An exploration in affective art
Drawing Music is an investigation in how music affects people. The project is connecting analog drawings with digitally manipulated music, and raises the question… How does my drawing affect the music, and how does the music affect my drawing?
The project was exploring sound and its influential qualities. It aimed at creating a synesthetic experience between drawing and music connecting the hearing and the kinetic sense. The installation merges digital and analog medias to create a rich and natural interaction.
The concept
Drawing Music is exploring how the energy, the mood and the tempo of a piece of music affects people. It serves to make visible how music affects the artists creative output.
Interacting with the system plays with the expected modalities of interaction and forces you to explore how the system works. The system affords drawing, but gives no clues to how this effects the music. The experience of the interaction is an ongoing loop of manipulating the music through your drawing and the music manipulating what you draw.
The Installation
The artist wears headphones when drawing, creating an intimate, and personal experience. As the artist’s hand moves around the easel, the installation translates the movement velocity, in realtime, into the speed of the music being played. This allows the artist to be affected by the music initially, but also allows for control of both music and drawing.
※ ※ ※
# Stated problem 1
Please render the records as a numbered list, starting with the line that contains "colorbar-swatch — [19, 173, 31, 193]" and going on through the line that contains "svg-text:594: 594 — [348, 203, 363, 212]", leaving out any blank lines.
The records have no connection to the text about Drawing Music.

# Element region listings
※ ※ ※
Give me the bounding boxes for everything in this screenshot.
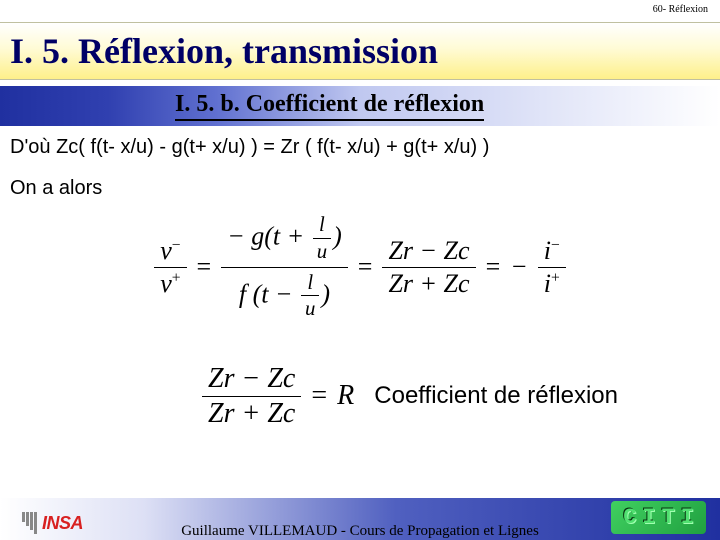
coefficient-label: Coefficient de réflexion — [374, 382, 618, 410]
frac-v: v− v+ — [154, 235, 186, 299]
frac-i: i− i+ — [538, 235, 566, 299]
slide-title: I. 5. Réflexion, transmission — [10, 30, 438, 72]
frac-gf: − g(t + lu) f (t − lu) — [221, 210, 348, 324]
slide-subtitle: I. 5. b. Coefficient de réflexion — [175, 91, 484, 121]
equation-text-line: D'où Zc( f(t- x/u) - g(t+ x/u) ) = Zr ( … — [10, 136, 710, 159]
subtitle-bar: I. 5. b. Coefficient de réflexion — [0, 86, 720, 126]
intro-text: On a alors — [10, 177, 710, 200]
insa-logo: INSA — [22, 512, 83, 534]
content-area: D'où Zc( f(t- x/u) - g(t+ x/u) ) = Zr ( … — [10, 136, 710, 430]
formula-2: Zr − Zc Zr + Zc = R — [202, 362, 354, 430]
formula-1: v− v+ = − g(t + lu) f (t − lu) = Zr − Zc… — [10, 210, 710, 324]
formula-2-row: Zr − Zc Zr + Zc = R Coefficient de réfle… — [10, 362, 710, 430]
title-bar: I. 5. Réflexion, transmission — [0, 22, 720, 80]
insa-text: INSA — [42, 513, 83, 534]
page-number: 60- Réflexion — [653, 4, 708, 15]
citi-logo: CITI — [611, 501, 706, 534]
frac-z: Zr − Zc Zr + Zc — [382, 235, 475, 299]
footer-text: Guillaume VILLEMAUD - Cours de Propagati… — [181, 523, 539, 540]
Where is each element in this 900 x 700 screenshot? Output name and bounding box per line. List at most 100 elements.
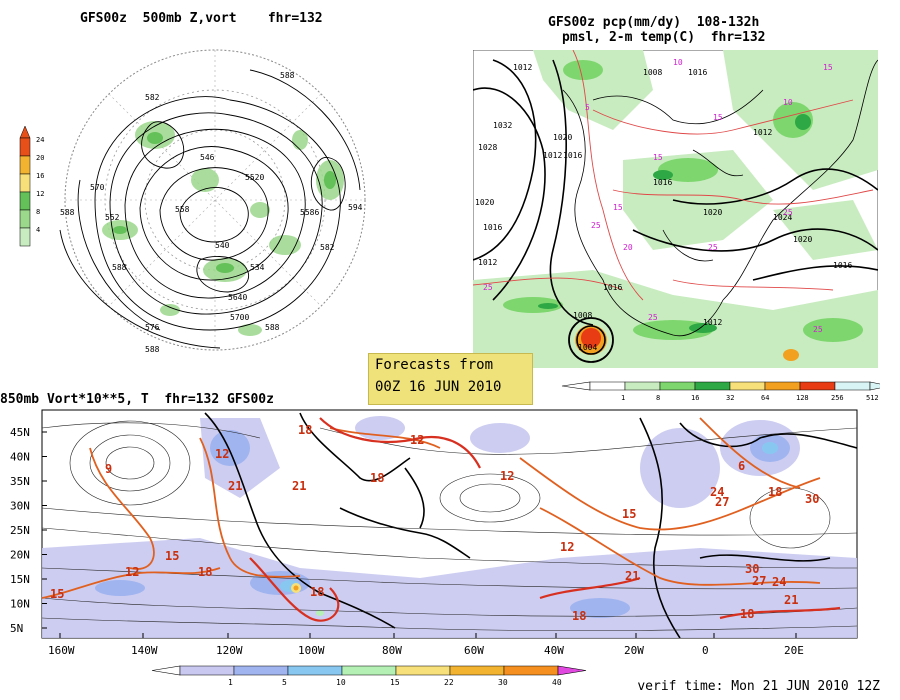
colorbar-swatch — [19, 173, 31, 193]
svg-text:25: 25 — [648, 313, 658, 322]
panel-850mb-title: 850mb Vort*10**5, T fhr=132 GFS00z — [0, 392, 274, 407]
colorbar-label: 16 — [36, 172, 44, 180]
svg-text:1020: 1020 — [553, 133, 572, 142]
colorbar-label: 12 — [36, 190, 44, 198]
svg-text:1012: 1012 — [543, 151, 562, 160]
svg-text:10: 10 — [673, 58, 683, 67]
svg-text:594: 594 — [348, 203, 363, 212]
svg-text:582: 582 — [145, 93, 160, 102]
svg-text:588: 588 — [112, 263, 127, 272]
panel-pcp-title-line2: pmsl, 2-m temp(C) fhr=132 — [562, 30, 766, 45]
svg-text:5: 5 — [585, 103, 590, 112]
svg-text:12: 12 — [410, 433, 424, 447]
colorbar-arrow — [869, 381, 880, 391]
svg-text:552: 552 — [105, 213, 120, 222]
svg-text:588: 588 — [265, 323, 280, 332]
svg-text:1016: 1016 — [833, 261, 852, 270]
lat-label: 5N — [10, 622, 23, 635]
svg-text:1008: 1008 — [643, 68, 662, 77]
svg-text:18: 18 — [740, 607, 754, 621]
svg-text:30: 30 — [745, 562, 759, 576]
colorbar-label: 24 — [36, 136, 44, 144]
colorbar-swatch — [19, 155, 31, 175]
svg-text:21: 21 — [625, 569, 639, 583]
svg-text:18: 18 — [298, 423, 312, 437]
※ ※ ※
# Stated problem 2
In the text about Drawing Music, what does the installation translate the artist's hand movement velocity into?

# Expected output 1
1. colorbar-swatch — [19, 173, 31, 193]
2. svg-text:25: 25 — [648, 313, 658, 322]
3. panel-850mb-title: 850mb Vort*10**5, T fhr=132 GFS00z — [0, 392, 274, 407]
4. colorbar-label: 16 — [36, 172, 44, 180]
5. svg-text:1020: 1020 — [553, 133, 572, 142]
6. colorbar-label: 12 — [36, 190, 44, 198]
7. svg-text:1012: 1012 — [543, 151, 562, 160]
8. svg-text:10: 10 — [673, 58, 683, 67]
9. svg-text:594: 594 — [348, 203, 363, 212]

# Expected output 2
The speed of the music being played, in realtime.